Stored records =
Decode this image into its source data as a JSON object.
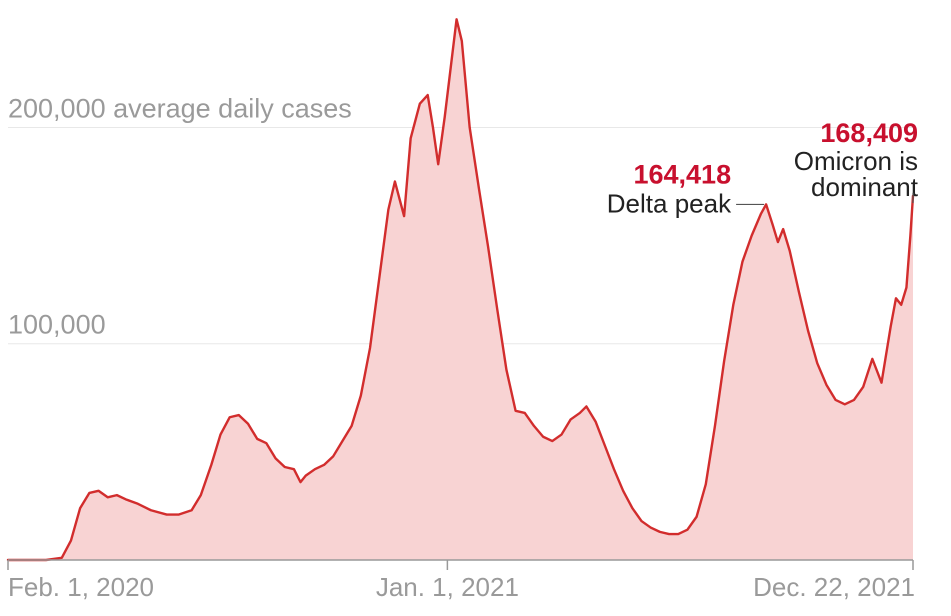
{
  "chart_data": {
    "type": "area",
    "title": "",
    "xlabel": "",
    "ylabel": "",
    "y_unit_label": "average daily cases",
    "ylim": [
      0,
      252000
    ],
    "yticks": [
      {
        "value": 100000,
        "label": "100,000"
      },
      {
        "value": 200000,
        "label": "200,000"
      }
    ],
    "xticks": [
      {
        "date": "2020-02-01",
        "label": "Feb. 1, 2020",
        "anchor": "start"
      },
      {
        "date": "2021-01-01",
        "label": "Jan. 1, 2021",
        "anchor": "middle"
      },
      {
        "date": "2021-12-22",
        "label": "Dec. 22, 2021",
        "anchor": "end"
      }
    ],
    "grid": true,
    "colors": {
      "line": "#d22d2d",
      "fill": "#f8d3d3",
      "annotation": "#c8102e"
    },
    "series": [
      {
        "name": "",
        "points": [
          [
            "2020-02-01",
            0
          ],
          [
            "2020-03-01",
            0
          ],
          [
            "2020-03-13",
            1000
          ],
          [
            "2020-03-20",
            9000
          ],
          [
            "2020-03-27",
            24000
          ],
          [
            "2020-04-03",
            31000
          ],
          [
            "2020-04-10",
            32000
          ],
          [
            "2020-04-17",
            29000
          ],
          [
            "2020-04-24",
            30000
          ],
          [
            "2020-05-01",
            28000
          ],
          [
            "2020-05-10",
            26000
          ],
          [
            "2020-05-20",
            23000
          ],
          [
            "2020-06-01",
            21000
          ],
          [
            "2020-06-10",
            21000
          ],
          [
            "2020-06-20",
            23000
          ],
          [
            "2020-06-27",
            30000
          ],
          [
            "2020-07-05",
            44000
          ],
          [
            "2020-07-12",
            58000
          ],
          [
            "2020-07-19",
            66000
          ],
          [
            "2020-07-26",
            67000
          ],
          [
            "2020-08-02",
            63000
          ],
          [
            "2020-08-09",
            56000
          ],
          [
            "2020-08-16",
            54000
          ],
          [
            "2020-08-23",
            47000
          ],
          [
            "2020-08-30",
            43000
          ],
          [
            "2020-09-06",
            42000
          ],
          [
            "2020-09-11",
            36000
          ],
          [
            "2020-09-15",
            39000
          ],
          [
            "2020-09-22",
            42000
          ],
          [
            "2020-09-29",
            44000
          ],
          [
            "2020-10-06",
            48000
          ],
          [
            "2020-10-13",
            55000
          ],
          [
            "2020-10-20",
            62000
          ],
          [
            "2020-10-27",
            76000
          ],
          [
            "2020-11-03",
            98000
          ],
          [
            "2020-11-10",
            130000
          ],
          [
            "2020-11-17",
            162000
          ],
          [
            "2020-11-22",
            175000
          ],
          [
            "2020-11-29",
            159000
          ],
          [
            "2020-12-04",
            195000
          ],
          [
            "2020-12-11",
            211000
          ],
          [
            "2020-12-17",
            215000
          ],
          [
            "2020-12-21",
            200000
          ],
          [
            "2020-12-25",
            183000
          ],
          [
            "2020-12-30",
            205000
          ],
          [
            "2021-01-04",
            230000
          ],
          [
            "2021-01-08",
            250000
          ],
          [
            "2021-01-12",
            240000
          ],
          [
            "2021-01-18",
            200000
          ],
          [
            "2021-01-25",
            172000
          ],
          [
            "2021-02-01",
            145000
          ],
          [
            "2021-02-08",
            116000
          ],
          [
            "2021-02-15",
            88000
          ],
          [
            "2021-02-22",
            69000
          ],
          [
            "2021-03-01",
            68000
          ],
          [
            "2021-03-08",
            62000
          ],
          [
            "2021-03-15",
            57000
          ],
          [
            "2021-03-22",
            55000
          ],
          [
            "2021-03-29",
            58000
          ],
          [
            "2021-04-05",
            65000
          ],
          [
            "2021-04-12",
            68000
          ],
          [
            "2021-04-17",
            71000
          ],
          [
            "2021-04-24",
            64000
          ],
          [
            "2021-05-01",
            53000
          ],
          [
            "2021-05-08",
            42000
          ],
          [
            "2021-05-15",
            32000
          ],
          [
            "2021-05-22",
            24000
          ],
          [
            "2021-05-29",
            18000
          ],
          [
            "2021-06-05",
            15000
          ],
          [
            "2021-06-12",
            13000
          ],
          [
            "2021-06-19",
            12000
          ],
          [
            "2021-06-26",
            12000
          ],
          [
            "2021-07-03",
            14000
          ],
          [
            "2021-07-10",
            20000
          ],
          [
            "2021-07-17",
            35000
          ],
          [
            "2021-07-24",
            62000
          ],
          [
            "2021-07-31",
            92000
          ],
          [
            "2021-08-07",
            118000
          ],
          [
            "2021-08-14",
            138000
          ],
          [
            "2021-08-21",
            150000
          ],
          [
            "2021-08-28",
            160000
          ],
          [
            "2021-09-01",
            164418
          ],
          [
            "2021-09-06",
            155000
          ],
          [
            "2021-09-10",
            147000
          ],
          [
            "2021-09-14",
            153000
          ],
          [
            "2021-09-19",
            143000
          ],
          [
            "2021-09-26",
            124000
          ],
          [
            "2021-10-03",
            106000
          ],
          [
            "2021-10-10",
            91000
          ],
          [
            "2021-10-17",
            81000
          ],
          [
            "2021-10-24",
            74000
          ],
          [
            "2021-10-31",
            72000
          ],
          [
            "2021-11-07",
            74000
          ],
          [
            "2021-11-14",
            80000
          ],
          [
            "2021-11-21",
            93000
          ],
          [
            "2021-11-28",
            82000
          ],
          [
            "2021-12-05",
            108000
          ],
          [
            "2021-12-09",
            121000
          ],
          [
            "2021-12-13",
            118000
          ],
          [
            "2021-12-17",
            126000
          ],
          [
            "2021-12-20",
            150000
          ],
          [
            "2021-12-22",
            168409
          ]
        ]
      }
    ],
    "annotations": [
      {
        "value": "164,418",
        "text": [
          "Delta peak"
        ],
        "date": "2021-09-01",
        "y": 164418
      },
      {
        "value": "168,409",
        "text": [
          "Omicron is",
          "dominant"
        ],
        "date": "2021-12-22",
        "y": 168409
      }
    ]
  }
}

Work to be completed =
Return the records exactly. Don't carry the pictures over.

Problem solution =
Decode this image into its source data as a JSON object.
{
  "chart_data": {
    "type": "area",
    "title": "",
    "xlabel": "",
    "ylabel": "",
    "y_unit_label": "average daily cases",
    "ylim": [
      0,
      252000
    ],
    "yticks": [
      {
        "value": 100000,
        "label": "100,000"
      },
      {
        "value": 200000,
        "label": "200,000"
      }
    ],
    "xticks": [
      {
        "date": "2020-02-01",
        "label": "Feb. 1, 2020",
        "anchor": "start"
      },
      {
        "date": "2021-01-01",
        "label": "Jan. 1, 2021",
        "anchor": "middle"
      },
      {
        "date": "2021-12-22",
        "label": "Dec. 22, 2021",
        "anchor": "end"
      }
    ],
    "grid": true,
    "colors": {
      "line": "#d22d2d",
      "fill": "#f8d3d3",
      "annotation": "#c8102e"
    },
    "series": [
      {
        "name": "",
        "points": [
          [
            "2020-02-01",
            0
          ],
          [
            "2020-03-01",
            0
          ],
          [
            "2020-03-13",
            1000
          ],
          [
            "2020-03-20",
            9000
          ],
          [
            "2020-03-27",
            24000
          ],
          [
            "2020-04-03",
            31000
          ],
          [
            "2020-04-10",
            32000
          ],
          [
            "2020-04-17",
            29000
          ],
          [
            "2020-04-24",
            30000
          ],
          [
            "2020-05-01",
            28000
          ],
          [
            "2020-05-10",
            26000
          ],
          [
            "2020-05-20",
            23000
          ],
          [
            "2020-06-01",
            21000
          ],
          [
            "2020-06-10",
            21000
          ],
          [
            "2020-06-20",
            23000
          ],
          [
            "2020-06-27",
            30000
          ],
          [
            "2020-07-05",
            44000
          ],
          [
            "2020-07-12",
            58000
          ],
          [
            "2020-07-19",
            66000
          ],
          [
            "2020-07-26",
            67000
          ],
          [
            "2020-08-02",
            63000
          ],
          [
            "2020-08-09",
            56000
          ],
          [
            "2020-08-16",
            54000
          ],
          [
            "2020-08-23",
            47000
          ],
          [
            "2020-08-30",
            43000
          ],
          [
            "2020-09-06",
            42000
          ],
          [
            "2020-09-11",
            36000
          ],
          [
            "2020-09-15",
            39000
          ],
          [
            "2020-09-22",
            42000
          ],
          [
            "2020-09-29",
            44000
          ],
          [
            "2020-10-06",
            48000
          ],
          [
            "2020-10-13",
            55000
          ],
          [
            "2020-10-20",
            62000
          ],
          [
            "2020-10-27",
            76000
          ],
          [
            "2020-11-03",
            98000
          ],
          [
            "2020-11-10",
            130000
          ],
          [
            "2020-11-17",
            162000
          ],
          [
            "2020-11-22",
            175000
          ],
          [
            "2020-11-29",
            159000
          ],
          [
            "2020-12-04",
            195000
          ],
          [
            "2020-12-11",
            211000
          ],
          [
            "2020-12-17",
            215000
          ],
          [
            "2020-12-21",
            200000
          ],
          [
            "2020-12-25",
            183000
          ],
          [
            "2020-12-30",
            205000
          ],
          [
            "2021-01-04",
            230000
          ],
          [
            "2021-01-08",
            250000
          ],
          [
            "2021-01-12",
            240000
          ],
          [
            "2021-01-18",
            200000
          ],
          [
            "2021-01-25",
            172000
          ],
          [
            "2021-02-01",
            145000
          ],
          [
            "2021-02-08",
            116000
          ],
          [
            "2021-02-15",
            88000
          ],
          [
            "2021-02-22",
            69000
          ],
          [
            "2021-03-01",
            68000
          ],
          [
            "2021-03-08",
            62000
          ],
          [
            "2021-03-15",
            57000
          ],
          [
            "2021-03-22",
            55000
          ],
          [
            "2021-03-29",
            58000
          ],
          [
            "2021-04-05",
            65000
          ],
          [
            "2021-04-12",
            68000
          ],
          [
            "2021-04-17",
            71000
          ],
          [
            "2021-04-24",
            64000
          ],
          [
            "2021-05-01",
            53000
          ],
          [
            "2021-05-08",
            42000
          ],
          [
            "2021-05-15",
            32000
          ],
          [
            "2021-05-22",
            24000
          ],
          [
            "2021-05-29",
            18000
          ],
          [
            "2021-06-05",
            15000
          ],
          [
            "2021-06-12",
            13000
          ],
          [
            "2021-06-19",
            12000
          ],
          [
            "2021-06-26",
            12000
          ],
          [
            "2021-07-03",
            14000
          ],
          [
            "2021-07-10",
            20000
          ],
          [
            "2021-07-17",
            35000
          ],
          [
            "2021-07-24",
            62000
          ],
          [
            "2021-07-31",
            92000
          ],
          [
            "2021-08-07",
            118000
          ],
          [
            "2021-08-14",
            138000
          ],
          [
            "2021-08-21",
            150000
          ],
          [
            "2021-08-28",
            160000
          ],
          [
            "2021-09-01",
            164418
          ],
          [
            "2021-09-06",
            155000
          ],
          [
            "2021-09-10",
            147000
          ],
          [
            "2021-09-14",
            153000
          ],
          [
            "2021-09-19",
            143000
          ],
          [
            "2021-09-26",
            124000
          ],
          [
            "2021-10-03",
            106000
          ],
          [
            "2021-10-10",
            91000
          ],
          [
            "2021-10-17",
            81000
          ],
          [
            "2021-10-24",
            74000
          ],
          [
            "2021-10-31",
            72000
          ],
          [
            "2021-11-07",
            74000
          ],
          [
            "2021-11-14",
            80000
          ],
          [
            "2021-11-21",
            93000
          ],
          [
            "2021-11-28",
            82000
          ],
          [
            "2021-12-05",
            108000
          ],
          [
            "2021-12-09",
            121000
          ],
          [
            "2021-12-13",
            118000
          ],
          [
            "2021-12-17",
            126000
          ],
          [
            "2021-12-20",
            150000
          ],
          [
            "2021-12-22",
            168409
          ]
        ]
      }
    ],
    "annotations": [
      {
        "value": "164,418",
        "text": [
          "Delta peak"
        ],
        "date": "2021-09-01",
        "y": 164418
      },
      {
        "value": "168,409",
        "text": [
          "Omicron is",
          "dominant"
        ],
        "date": "2021-12-22",
        "y": 168409
      }
    ]
  }
}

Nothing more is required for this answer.